**Work instructions:**
Search the material for the word "Technology" and copy each line that holds it.

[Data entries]

•••

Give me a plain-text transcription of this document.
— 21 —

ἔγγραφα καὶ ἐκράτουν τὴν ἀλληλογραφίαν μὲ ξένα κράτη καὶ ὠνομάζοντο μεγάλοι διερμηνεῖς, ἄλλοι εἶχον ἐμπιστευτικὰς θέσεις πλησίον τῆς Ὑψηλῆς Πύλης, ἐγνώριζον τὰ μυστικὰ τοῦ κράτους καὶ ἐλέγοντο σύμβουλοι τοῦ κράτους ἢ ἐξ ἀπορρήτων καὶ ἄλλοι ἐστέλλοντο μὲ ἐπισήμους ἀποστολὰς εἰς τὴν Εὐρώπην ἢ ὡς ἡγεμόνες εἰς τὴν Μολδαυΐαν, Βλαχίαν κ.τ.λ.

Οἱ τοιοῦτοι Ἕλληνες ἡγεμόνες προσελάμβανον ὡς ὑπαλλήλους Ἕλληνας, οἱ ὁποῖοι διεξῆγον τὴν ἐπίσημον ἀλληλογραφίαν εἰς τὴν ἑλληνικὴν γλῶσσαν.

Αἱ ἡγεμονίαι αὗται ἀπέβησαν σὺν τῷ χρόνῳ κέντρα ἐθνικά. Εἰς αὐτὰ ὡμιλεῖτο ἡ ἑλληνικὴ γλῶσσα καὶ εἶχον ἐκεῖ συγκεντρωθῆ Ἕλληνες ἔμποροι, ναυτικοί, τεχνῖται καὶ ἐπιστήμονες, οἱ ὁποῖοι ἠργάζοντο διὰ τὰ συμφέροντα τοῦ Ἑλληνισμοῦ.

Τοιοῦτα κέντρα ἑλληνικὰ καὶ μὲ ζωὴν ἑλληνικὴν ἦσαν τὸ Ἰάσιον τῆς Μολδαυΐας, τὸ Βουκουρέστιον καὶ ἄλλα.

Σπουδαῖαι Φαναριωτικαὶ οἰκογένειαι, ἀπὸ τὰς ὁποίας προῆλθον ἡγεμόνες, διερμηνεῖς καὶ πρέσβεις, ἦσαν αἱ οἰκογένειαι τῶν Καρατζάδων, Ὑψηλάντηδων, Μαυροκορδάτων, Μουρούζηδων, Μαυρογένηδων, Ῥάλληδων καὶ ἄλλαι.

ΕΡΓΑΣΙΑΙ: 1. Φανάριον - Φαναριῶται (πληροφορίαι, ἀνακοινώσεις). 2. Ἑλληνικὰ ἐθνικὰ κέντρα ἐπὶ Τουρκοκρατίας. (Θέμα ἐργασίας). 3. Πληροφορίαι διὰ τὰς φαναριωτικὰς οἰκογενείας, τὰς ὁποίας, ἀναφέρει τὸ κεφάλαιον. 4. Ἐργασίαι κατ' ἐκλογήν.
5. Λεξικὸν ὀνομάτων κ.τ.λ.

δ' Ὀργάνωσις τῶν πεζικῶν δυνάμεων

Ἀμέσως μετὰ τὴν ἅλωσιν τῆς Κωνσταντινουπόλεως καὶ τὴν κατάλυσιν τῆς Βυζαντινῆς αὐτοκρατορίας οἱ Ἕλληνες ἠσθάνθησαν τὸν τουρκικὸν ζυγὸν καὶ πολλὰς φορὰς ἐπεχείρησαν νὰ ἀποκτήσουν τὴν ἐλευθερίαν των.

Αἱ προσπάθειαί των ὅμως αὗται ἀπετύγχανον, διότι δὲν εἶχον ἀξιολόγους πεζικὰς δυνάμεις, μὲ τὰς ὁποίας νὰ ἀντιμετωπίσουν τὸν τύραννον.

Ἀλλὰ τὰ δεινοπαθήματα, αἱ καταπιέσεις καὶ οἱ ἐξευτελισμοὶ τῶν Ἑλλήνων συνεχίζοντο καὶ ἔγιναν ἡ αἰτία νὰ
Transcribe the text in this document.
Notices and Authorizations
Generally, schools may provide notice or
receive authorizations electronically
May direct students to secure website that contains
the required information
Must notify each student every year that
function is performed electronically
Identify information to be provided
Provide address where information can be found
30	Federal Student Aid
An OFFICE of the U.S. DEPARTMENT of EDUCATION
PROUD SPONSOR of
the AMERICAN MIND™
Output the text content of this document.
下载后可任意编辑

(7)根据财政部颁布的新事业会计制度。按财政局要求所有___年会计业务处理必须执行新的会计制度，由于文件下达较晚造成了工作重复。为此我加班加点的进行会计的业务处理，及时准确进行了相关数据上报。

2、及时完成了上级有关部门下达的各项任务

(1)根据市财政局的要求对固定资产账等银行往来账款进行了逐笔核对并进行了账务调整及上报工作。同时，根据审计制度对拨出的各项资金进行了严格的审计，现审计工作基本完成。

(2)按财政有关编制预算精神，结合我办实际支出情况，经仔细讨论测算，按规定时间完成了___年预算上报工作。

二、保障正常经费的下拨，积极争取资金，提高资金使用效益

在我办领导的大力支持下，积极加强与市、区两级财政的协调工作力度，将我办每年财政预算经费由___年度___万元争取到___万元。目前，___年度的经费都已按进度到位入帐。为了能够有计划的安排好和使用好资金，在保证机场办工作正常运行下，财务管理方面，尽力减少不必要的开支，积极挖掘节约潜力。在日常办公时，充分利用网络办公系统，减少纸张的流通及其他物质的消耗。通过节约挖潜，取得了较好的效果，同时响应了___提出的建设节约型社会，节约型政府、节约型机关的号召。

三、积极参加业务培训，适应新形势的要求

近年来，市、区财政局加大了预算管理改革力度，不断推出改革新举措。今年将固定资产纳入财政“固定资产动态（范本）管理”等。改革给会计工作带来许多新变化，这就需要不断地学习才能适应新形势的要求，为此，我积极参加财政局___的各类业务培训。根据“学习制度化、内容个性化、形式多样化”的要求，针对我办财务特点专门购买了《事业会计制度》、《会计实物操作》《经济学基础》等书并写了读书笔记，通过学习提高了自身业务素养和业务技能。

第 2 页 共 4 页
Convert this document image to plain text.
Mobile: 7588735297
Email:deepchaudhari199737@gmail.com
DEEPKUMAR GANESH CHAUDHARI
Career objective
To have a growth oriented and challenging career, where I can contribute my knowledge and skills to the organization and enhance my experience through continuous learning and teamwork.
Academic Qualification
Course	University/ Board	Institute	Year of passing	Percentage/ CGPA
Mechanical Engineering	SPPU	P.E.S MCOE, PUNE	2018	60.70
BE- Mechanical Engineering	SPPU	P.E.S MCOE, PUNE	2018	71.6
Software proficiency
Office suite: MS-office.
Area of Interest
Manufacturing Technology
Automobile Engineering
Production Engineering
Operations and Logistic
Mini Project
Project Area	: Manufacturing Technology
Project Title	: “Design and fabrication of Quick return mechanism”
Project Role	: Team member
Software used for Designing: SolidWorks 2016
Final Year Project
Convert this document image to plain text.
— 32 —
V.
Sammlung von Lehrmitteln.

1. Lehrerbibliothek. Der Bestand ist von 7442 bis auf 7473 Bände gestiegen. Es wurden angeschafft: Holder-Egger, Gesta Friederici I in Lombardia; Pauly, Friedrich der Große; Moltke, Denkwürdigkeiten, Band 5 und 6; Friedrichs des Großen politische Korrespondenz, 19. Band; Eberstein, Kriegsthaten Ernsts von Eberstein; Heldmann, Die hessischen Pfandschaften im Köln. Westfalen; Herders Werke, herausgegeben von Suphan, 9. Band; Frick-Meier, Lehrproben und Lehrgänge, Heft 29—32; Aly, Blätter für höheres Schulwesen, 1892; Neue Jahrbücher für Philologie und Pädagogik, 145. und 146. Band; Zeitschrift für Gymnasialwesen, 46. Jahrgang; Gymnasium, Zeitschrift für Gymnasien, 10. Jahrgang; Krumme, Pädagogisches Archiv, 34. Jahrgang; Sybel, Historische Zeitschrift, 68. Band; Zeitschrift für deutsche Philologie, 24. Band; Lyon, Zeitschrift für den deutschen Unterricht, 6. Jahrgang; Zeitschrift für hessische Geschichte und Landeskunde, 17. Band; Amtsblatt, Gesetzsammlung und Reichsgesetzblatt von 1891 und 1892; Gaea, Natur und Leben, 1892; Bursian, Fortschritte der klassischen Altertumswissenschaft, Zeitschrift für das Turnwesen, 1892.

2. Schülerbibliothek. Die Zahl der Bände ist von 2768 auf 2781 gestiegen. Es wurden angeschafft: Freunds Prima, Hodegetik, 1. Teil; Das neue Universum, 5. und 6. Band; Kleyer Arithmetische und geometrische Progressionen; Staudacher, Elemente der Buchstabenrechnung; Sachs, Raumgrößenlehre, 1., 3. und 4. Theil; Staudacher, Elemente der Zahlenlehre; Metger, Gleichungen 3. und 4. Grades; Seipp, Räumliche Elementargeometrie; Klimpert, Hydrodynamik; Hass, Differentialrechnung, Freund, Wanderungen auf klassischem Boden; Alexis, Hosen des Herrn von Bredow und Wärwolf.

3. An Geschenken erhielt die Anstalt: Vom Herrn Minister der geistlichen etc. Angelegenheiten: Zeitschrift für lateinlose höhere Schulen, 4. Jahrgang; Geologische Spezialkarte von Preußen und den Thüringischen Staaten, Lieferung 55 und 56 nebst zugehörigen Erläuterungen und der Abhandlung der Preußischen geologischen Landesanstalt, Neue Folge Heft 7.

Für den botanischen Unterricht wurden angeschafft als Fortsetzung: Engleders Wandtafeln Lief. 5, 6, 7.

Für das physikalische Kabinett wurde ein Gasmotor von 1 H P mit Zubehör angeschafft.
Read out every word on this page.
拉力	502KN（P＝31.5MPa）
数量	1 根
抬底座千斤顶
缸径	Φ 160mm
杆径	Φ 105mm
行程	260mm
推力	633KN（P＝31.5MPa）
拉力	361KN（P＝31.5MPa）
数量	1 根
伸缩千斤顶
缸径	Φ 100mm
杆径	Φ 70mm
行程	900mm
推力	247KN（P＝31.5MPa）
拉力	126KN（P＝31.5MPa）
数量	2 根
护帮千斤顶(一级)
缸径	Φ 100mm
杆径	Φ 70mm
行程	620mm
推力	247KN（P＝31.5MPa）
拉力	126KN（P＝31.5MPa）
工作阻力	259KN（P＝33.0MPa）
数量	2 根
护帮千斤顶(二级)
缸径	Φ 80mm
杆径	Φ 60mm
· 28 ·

•••

**Response below:**
Manufacturing Technology
Project Area	: Manufacturing Technology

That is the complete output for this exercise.